Stated exercise A:
Answer these questions using the review of A Diagram for Fire:
(i) Which press published the book, and in what year?
(ii) In what region and decade did the Vineyard Church form?
(iii) Whose philosophical reflections on diagrams does Bialecki draw on?
Stated exercise B: Write the next paragraph of the review of A Diagram for Fire, picking up after its final sentence.

Quoted passage:
--- START ---

It is relatively rare that a book from a first-time author becomes the object of as much attention as Jon Bialecki’s A Diagram for Fire: Miracles and Variation in an American Charismatic Movement (University of California Press, 2017). The book has an unassuming goal at first glance. It is an ethnographic look at the largely white, middle-class members of the Vineyard Church, a Pentecostal group that formed in Southern California in the 1960s as a Christian offshoot of the countercultural revolution. If one project of anthropology is still to engage in a process of defamiliarization of taken-for-granted norms and structures, trying to make these bundles of sociologically unmarked categories strange in any sense would be a tall order. But Bialecki in fact convinces the reader that few communities are more difficult to describe.
One of the things that makes Vineyard experiences so challenging to talk about is that members of the church bring together the miraculous and the mundane in a way that would seem to distort any normal sense of either term. Church members experience divine miracles regularly, sometimes even on schedule. If the miraculous is something that interrupts the flow of the everyday, as a surprise of some kind, then how does the church cultivate in its members a capacity to be regularly surprised? How does a command to in essence “expect the unexpected” become a religious vocation and not just a trite tagline from the local tourism board?
Answering these questions would be enough of a challenge for most ethnographers. The particular importance of Bialecki’s text is that he develops his ethnographic answer through a deft deployment of some of Gilles Deleuze’s philosophical reflections on diagrams and diagramaticity to think through the possibility of repeated interruptions that maintain a sense of surprise and difference. Inspired by Deleuze, Bialecki argues for a form of diagram that is plastic enough to be radically reconfigured but still capable of being recognized as a version of what has come before, a minimalist form of delimitation in which an infinite number of variations is possible but not every variation is possible.
Bialecki not only develops a model of the charismatic diagram with which to understand the Vineyard group members that he engaged with during and after his fieldwork, but more ambitiously, in the conclusion Bialecki offers an even broader (yet still delimited) diagram of religion itself. Here Bialecki’s longstanding argument against nominalism and the anti-comparativist moment in contemporary anthropology and religious studies comes dramatically to the fore, although it structures the book’s argument throughout. The conclusion stakes out a strong stance in direct contrast to the Asadian arguments against religion as a coherent category that have become foundational in almost all religious studies departments and to many anthropologists.

--- END ---

[Stored records]
--- START ---

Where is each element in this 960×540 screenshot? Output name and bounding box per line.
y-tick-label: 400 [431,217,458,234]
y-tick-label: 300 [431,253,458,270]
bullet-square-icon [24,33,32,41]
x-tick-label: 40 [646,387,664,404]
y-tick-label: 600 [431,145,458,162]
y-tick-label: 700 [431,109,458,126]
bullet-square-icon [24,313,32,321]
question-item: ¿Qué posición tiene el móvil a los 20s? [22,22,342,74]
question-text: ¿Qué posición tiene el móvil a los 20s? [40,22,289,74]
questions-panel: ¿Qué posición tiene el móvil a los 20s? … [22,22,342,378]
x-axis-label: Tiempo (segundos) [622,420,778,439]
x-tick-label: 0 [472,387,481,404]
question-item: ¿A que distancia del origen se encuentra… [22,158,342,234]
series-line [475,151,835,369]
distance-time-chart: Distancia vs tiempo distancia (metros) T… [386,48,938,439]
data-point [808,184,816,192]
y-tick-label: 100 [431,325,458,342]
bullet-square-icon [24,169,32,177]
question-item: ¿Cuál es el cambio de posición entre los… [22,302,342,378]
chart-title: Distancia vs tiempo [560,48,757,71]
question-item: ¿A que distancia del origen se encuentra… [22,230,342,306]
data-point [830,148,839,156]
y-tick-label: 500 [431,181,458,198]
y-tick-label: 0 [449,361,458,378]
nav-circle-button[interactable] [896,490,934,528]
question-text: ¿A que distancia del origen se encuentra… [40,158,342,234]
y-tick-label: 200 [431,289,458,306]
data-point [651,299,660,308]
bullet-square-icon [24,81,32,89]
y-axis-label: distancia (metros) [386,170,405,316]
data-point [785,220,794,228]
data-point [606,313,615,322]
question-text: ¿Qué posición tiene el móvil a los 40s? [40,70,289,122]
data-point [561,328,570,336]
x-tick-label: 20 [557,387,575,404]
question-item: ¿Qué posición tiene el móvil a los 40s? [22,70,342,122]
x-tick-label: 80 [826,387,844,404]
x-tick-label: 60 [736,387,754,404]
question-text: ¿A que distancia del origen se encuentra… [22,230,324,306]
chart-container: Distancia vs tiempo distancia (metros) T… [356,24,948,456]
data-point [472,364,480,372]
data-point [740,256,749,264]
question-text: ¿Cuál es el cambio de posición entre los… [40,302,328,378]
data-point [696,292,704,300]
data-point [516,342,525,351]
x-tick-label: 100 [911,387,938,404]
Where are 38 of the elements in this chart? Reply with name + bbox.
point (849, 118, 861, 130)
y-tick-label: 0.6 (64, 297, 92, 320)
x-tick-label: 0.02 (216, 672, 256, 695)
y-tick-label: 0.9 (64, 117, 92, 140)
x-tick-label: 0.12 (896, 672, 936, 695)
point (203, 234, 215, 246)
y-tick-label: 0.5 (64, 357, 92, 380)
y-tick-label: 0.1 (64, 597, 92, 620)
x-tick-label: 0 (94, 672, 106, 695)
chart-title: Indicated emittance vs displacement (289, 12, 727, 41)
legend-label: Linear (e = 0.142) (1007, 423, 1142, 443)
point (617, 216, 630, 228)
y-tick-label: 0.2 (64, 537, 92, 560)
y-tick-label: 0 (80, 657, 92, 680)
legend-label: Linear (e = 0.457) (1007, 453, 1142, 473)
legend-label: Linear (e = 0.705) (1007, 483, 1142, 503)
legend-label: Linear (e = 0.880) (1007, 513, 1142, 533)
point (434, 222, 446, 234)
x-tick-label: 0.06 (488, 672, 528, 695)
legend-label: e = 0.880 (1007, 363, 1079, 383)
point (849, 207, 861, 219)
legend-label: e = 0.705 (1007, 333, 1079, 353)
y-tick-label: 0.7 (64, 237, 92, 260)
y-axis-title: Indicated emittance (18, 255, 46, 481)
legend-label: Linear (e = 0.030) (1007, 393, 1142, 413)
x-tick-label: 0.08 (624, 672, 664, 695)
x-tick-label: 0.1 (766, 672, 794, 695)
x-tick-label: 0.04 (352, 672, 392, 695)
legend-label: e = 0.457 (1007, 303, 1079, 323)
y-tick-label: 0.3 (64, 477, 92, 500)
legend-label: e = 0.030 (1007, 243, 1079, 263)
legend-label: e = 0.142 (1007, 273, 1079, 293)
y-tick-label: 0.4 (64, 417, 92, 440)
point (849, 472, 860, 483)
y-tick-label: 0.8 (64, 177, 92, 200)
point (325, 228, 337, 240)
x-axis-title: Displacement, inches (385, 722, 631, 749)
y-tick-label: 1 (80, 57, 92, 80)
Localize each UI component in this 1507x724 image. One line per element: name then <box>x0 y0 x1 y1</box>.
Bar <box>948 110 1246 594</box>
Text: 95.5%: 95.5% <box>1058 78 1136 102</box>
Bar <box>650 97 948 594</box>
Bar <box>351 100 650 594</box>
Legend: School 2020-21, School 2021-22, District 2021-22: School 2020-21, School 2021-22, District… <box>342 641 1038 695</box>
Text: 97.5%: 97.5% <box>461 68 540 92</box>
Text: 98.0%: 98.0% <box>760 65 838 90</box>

--- END ---

Answer A:
(i) University of California Press, 2017
(ii) Southern California, in the 1960s
(iii) Gilles Deleuze's

Answer B:
A Diagram for Fire was the 2017 winner of the Sharon Stephens Prize from the American Ethnological Society and the 2018 runner-up for the Clifford Geertz Prize from the Society for the Anthropology of Religion. Unfortunately, neither of these awards (which are given out at the American Anthropological Association meetings) came with an opportunity to discuss the book in detail. Happily, it was possible to bring together a group of scholars to do so at the 2019 Society for the Anthropology of Religion biennial meeting at the University of Toronto.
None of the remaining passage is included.